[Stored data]
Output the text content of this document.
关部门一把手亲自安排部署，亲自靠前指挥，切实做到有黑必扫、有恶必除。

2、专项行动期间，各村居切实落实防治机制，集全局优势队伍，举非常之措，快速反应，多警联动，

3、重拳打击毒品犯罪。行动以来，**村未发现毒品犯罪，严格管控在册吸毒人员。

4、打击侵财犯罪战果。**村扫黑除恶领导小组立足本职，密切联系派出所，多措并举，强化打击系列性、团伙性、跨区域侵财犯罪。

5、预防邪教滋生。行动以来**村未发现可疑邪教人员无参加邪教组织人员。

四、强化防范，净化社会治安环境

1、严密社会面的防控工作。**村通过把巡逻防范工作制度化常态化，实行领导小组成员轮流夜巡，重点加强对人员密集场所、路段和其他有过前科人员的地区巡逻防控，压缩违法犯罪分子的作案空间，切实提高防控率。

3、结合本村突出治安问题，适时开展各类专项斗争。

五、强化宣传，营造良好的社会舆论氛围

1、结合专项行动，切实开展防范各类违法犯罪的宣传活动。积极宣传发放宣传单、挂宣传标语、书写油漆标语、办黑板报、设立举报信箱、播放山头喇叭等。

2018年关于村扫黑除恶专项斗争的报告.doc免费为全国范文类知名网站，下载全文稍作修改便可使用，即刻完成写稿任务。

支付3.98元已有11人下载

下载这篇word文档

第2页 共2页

WORK INSTRUCTIONS: From the listing, copy every line where the string "行动以来" appears.

FINISHED EXERCISE:
3、重拳打击毒品犯罪。行动以来，**村未发现毒品犯罪，严格管控在册吸毒人员。
5、预防邪教滋生。行动以来**村未发现可疑邪教人员无参加邪教组织人员。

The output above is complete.